C’est vrai, qu’à la lecture d’une poésie sur la Lune, on a l’impression d’une musique et c’est vrai, en lisant un rapport de savant sur la Lune qu’on voit des chiffres et des calculs. Mais c’est seulement le savant qui permet d’aller sur la Lune.
Nous ne sommes pas des savants, nous sommes des pédagogues. Sans nous, la fusée qui permettra d’atteindre, avec les enfants d’aujourd’hui, les adultes de l’an 2000, ne sera pas construite et nous nous efforçons pour cette construction de comprendre les mots des savants et de nous en servir, car il nous semble que ce sont seulement ceux-là qui donnent prise sur le réel.
Avec d’autres mots, nous aurons l’impression de comprendre mieux, peut-être, mais alors nous ferons de la poésie, nous exprimerons nos sentiments et nous nous servirons peut-être de l’enfant pour parler d’autre chose.

Série de consignes —
A. Recopiez mot pour mot un passage du texte du document. Commencez aux mots « Avec d’autres mots, nous » et arrêtez-vous après les mots « parler d’autre chose. ».
B. Les affirmations suivantes sont-elles conformes au texte du document ? Répondez par oui ou par non et citez à l'identique les mots du texte qui tranchent.
(i) Selon le texte, seul le savant permet d'aller sur la Lune.
(ii) Ceux qui s'expriment dans le texte se présentent comme des savants.
(iii) Ceux qui s'expriment dans le texte renoncent à se servir des mots des savants.
C. Reformulez plus brièvement le paragraphe du texte du document qui commence par « Nous ne sommes pas des savants », en conservant ses faits essentiels.

Entrées extraites —
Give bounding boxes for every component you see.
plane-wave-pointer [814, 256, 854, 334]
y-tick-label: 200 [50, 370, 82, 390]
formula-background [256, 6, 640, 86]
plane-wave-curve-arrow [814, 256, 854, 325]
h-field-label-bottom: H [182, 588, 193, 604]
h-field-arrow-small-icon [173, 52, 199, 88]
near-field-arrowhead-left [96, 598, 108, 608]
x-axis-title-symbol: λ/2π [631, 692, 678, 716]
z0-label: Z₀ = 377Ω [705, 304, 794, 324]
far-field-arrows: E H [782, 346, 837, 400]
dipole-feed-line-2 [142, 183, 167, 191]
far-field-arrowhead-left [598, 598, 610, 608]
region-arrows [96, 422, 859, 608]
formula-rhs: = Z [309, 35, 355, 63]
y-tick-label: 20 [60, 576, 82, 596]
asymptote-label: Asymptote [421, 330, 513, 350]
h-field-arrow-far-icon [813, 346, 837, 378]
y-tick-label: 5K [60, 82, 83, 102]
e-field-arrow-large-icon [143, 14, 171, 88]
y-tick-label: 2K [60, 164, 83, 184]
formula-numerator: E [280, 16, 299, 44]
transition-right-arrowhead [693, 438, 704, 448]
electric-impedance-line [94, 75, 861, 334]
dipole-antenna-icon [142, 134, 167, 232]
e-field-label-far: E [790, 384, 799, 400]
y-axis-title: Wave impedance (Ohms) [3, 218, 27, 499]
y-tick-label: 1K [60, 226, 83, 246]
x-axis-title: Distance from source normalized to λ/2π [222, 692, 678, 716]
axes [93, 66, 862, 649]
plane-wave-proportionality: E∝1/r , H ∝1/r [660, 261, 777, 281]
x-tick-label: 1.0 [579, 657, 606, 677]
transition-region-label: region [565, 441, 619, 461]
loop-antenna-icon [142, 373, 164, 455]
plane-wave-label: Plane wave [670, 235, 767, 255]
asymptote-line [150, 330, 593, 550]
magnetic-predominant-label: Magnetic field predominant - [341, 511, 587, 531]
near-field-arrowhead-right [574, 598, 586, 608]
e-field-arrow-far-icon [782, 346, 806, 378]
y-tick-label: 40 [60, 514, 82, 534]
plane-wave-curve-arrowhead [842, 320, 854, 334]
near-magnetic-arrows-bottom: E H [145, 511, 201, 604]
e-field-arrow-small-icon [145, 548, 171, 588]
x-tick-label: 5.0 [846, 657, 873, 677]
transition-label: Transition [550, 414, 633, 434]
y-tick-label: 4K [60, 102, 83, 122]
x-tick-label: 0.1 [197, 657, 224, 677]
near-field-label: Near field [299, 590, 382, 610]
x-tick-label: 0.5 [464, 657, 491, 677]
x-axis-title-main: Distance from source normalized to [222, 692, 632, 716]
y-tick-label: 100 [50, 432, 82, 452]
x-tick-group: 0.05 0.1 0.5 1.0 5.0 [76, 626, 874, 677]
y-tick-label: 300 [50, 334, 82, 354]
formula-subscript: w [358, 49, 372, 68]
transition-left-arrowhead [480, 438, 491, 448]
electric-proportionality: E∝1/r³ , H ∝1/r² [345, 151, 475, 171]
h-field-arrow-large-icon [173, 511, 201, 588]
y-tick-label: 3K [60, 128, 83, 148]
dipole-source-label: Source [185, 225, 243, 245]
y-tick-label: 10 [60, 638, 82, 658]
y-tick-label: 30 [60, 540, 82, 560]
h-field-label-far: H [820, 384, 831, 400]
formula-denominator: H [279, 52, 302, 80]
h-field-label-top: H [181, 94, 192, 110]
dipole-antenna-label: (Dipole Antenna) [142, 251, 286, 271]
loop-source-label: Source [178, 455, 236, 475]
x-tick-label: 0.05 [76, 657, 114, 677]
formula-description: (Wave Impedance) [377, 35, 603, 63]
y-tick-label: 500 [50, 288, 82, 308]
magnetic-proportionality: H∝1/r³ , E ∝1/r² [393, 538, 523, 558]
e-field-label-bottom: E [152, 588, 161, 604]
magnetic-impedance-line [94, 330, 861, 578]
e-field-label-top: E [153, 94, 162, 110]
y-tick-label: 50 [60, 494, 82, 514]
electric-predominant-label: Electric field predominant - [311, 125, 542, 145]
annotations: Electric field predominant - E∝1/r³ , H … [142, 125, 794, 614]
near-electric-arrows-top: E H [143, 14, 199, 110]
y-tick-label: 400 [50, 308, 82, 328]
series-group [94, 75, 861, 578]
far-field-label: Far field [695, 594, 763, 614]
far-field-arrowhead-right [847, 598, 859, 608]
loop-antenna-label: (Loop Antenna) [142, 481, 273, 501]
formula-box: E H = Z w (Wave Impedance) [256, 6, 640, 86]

Corrigé de l'exercice —
A.
Avec d’autres mots, nous aurons l’impression de comprendre mieux, peut-être, mais alors nous ferons de la poésie, nous exprimerons nos sentiments et nous nous servirons peut-être de l’enfant pour parler d’autre chose.

B.
(i) Oui : « Mais c’est seulement le savant qui permet d’aller sur la Lune. »
(ii) Non : « Nous ne sommes pas des savants, nous sommes des pédagogues. »
(iii) Non : « nous nous efforçons pour cette construction de comprendre les mots des savants et de nous en servir »

C. Nous sommes des pédagogues, non des savants. Sans nous, la fusée qui permettra d’atteindre les adultes de l’an 2000 avec les enfants d’aujourd’hui ne sera pas construite. Pour cette construction, nous cherchons à comprendre et à employer les mots des savants, car ils nous semblent les seuls à donner prise sur le réel.